> **WHAT YOU HAVE TO DO**: Rewrite everything from the start of the listing down to the line containing "209, 256, 224]", with each "interactable" replaced by "clickable" and all else unchanged.
[begin ENTRIES SHOWN]
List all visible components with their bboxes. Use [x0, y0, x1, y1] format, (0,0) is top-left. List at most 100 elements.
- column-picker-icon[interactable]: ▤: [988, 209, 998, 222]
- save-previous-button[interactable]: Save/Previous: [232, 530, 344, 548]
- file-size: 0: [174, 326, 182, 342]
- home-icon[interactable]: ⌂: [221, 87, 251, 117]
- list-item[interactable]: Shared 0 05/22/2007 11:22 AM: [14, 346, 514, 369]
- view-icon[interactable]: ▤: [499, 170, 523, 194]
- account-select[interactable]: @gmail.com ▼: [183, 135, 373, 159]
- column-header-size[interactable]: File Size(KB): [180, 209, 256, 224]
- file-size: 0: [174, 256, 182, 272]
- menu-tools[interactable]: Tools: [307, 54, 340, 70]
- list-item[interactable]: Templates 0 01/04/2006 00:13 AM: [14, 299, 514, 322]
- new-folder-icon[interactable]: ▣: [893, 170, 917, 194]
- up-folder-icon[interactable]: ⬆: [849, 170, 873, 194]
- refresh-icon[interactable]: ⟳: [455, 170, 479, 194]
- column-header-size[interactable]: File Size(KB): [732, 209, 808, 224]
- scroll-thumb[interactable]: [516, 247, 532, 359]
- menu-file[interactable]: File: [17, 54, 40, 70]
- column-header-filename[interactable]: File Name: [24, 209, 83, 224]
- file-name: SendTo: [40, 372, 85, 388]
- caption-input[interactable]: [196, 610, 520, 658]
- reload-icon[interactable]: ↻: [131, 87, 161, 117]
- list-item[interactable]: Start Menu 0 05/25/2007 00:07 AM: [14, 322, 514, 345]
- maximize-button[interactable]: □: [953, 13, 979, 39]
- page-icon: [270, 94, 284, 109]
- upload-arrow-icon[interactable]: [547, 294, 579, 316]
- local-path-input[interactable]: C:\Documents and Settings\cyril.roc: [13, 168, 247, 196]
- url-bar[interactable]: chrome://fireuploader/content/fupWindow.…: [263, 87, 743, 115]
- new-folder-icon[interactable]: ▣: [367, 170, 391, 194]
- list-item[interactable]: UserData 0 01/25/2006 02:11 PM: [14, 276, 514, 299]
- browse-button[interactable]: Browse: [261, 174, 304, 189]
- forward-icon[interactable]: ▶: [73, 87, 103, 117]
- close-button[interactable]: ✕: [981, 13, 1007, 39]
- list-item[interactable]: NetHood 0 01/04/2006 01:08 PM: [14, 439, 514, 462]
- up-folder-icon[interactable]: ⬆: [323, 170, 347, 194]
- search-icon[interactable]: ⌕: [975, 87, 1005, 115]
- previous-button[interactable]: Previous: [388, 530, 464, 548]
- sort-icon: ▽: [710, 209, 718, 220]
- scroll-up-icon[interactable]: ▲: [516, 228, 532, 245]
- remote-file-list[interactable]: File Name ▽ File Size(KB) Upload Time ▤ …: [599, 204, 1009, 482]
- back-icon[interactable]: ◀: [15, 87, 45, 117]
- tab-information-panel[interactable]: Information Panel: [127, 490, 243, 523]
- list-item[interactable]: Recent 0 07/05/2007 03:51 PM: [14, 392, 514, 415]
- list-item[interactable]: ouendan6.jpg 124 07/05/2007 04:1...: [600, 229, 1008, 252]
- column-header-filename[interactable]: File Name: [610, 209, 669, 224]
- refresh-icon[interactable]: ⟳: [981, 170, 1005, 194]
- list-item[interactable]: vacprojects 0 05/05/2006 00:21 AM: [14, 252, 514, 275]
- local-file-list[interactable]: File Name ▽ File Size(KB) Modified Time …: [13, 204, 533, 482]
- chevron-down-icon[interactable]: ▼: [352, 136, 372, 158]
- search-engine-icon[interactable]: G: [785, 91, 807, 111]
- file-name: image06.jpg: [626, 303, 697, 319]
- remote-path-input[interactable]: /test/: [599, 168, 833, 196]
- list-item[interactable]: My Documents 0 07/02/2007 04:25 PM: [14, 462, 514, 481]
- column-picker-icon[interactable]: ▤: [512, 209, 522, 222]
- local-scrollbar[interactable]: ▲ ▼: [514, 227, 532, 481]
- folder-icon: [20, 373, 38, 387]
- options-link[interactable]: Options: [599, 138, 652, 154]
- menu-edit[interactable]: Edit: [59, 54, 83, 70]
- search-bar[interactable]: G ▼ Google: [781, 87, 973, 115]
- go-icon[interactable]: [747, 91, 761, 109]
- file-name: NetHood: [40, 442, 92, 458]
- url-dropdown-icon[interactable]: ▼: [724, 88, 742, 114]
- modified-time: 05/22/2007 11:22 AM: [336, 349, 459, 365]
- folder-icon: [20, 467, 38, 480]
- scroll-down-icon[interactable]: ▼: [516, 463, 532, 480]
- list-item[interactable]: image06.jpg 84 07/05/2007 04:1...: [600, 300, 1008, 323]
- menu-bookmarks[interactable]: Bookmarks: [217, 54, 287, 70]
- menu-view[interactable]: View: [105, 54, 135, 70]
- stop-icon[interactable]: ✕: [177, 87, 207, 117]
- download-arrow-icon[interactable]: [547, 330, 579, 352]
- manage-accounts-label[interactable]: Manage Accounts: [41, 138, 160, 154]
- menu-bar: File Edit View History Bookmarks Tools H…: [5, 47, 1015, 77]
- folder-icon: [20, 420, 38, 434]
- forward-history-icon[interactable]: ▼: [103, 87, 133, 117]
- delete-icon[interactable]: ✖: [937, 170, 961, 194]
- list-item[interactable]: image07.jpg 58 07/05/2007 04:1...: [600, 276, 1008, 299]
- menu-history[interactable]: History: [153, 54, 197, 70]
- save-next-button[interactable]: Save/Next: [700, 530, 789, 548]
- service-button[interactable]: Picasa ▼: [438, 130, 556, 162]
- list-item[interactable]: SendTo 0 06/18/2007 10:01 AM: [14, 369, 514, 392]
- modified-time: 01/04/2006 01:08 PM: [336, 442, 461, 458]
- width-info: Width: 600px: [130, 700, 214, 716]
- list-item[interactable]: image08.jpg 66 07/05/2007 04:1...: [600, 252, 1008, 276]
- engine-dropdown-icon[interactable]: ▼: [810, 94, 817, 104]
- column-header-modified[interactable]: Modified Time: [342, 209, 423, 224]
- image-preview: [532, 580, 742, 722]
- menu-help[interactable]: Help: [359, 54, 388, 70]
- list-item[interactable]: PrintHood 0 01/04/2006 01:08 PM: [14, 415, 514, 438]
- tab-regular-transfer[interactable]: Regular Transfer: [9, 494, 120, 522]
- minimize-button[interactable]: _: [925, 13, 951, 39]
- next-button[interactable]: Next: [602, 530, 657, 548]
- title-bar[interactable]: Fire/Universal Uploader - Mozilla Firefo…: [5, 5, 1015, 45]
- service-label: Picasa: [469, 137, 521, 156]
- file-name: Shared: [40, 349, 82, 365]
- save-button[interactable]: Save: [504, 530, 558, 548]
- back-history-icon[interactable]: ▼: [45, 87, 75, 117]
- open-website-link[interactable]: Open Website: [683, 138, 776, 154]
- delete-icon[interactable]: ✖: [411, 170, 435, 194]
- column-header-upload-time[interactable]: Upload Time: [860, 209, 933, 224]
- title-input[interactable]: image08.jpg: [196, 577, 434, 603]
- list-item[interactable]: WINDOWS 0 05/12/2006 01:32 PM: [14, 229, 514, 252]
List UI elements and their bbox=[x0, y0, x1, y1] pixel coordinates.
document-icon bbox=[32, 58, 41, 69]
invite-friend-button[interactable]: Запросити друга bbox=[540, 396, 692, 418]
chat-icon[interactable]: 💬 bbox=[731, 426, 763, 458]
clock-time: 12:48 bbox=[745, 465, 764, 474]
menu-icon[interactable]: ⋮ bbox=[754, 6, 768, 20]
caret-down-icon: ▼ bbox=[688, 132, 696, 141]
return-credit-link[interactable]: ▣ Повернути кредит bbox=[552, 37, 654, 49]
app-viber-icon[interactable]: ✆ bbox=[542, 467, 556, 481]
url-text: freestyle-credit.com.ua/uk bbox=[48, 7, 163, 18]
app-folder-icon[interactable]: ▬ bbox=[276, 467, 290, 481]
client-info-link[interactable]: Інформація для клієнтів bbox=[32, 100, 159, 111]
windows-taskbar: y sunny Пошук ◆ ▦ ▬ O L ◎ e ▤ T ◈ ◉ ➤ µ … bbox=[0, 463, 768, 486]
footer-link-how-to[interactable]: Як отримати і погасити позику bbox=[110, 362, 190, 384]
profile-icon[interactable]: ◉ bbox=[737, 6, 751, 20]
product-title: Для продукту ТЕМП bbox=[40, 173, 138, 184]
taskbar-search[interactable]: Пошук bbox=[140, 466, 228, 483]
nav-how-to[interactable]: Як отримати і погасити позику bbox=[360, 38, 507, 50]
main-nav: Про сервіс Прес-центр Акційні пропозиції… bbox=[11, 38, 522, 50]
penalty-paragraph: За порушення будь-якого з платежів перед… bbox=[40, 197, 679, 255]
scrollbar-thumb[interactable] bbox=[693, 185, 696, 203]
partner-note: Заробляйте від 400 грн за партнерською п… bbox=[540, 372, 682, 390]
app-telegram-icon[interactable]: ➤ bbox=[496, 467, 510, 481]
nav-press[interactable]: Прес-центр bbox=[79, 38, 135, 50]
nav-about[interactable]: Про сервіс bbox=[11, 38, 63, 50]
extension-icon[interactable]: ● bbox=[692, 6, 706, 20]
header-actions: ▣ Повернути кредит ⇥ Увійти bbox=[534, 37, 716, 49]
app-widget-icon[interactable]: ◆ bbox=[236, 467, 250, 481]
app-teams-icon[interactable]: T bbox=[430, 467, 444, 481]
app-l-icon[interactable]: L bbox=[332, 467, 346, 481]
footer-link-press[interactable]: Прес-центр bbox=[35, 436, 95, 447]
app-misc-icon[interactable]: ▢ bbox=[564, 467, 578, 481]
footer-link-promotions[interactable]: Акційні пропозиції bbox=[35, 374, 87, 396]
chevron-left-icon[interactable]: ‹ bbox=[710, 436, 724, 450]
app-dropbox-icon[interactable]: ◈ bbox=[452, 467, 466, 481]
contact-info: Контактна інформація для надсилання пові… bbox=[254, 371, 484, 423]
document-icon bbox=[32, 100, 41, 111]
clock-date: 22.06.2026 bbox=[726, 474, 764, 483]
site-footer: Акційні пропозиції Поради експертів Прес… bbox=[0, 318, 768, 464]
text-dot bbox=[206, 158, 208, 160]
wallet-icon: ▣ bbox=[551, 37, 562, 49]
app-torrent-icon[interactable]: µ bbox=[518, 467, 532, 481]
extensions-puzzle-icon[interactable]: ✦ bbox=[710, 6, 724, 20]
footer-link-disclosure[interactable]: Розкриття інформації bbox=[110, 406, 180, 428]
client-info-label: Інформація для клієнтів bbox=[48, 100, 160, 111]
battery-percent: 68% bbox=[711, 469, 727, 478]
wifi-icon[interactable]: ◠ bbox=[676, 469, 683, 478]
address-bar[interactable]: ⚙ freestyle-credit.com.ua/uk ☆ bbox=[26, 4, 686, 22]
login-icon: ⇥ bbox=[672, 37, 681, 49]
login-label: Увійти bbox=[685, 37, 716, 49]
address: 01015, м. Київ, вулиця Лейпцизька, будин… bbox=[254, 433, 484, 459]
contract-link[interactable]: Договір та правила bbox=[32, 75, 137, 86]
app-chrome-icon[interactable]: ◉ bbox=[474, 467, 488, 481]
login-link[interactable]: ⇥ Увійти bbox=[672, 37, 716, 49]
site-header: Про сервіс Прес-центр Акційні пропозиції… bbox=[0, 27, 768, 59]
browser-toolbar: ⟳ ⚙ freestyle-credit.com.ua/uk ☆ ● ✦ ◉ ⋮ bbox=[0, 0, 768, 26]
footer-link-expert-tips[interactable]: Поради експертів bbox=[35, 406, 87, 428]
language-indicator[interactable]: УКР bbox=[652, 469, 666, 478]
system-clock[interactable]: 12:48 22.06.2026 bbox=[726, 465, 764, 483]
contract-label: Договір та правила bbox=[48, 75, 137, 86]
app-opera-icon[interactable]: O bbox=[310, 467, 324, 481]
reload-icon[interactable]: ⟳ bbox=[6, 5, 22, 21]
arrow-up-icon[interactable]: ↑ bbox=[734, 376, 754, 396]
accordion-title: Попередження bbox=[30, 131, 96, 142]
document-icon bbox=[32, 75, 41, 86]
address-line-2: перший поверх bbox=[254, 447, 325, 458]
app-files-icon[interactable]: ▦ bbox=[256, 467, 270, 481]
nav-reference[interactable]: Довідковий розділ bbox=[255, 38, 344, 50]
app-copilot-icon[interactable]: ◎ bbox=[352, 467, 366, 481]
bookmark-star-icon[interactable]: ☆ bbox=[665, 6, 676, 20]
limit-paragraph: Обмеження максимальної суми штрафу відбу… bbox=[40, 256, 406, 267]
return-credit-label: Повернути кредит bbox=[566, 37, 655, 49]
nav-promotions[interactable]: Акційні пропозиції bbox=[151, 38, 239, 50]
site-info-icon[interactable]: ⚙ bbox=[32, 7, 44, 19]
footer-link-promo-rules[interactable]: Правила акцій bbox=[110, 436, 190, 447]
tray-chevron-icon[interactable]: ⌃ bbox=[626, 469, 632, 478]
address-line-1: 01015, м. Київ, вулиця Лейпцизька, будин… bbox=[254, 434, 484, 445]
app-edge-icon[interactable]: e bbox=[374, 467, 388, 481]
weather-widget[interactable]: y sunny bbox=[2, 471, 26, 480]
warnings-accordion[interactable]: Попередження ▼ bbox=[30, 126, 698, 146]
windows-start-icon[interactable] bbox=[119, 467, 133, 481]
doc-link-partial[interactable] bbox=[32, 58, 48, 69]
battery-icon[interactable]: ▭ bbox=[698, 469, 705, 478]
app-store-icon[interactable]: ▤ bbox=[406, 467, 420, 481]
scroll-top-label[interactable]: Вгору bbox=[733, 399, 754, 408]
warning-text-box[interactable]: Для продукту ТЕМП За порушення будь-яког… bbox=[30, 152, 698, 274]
[end ENTRIES SHOWN]
> **FINISHED TASK**:
List all visible components with their bboxes. Use [x0, y0, x1, y1] format, (0,0) is top-left. List at most 100 elements.
- column-picker-icon[clickable]: ▤: [988, 209, 998, 222]
- save-previous-button[clickable]: Save/Previous: [232, 530, 344, 548]
- file-size: 0: [174, 326, 182, 342]
- home-icon[clickable]: ⌂: [221, 87, 251, 117]
- list-item[clickable]: Shared 0 05/22/2007 11:22 AM: [14, 346, 514, 369]
- view-icon[clickable]: ▤: [499, 170, 523, 194]
- account-select[clickable]: @gmail.com ▼: [183, 135, 373, 159]
- column-header-size[clickable]: File Size(KB): [180, 209, 256, 224]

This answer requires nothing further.